[Exercise prompt] Each line containing the word "Claude" must be collected.

Records excerpted from a collection
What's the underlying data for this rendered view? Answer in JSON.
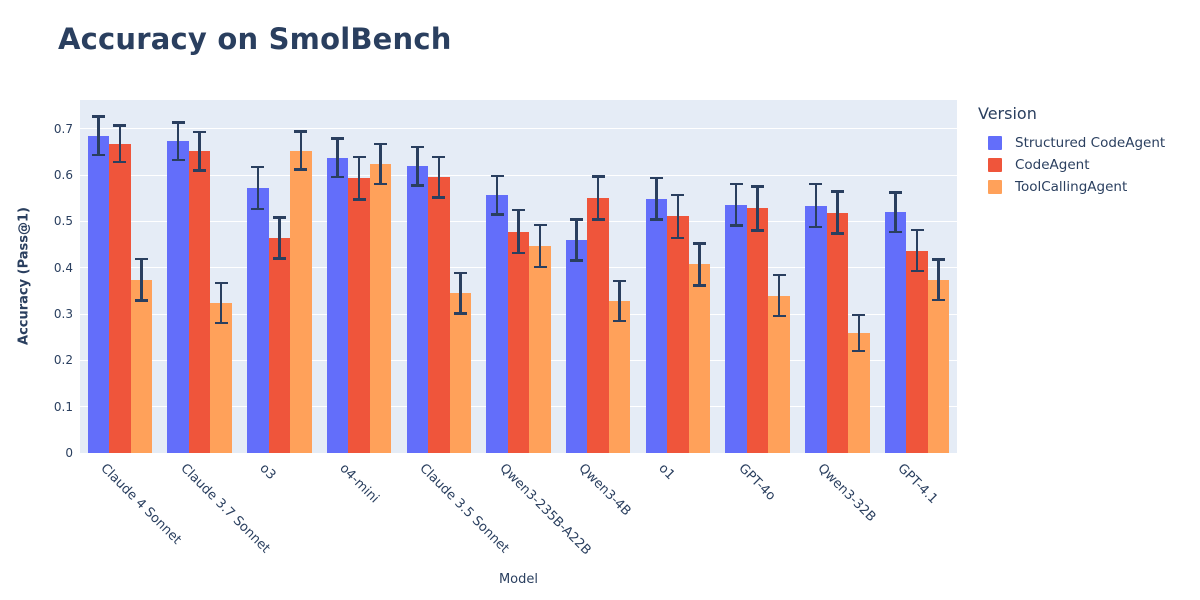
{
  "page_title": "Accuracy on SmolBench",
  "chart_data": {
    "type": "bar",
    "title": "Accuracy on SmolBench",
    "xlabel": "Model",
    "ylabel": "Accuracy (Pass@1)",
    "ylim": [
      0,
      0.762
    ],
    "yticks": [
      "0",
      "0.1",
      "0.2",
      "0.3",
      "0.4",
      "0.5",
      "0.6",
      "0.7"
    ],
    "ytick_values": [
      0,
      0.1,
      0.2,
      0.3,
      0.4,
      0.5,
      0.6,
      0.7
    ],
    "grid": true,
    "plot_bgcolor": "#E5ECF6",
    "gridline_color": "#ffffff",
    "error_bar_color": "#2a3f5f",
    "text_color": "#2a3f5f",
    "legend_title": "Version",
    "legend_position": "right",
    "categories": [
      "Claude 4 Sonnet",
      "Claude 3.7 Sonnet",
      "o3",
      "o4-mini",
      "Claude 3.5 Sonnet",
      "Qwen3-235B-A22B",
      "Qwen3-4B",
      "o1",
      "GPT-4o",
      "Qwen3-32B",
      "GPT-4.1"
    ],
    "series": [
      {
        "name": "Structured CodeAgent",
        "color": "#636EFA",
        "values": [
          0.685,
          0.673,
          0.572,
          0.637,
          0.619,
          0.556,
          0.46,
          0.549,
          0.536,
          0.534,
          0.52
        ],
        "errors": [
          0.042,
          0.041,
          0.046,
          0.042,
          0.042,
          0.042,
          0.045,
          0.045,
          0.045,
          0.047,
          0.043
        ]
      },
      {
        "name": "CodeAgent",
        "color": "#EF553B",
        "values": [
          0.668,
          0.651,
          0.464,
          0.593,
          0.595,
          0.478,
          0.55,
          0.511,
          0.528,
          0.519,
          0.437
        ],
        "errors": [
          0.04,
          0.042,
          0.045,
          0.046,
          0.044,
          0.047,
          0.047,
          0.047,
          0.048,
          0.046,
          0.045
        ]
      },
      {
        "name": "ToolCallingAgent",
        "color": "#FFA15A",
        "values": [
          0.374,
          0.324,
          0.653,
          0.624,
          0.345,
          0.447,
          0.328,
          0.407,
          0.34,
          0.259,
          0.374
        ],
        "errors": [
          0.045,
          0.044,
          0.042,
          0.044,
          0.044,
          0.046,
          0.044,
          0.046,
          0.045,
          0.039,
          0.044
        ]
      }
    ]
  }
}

[Complete answer]
      "Claude 4 Sonnet",
      "Claude 3.7 Sonnet",
      "Claude 3.5 Sonnet",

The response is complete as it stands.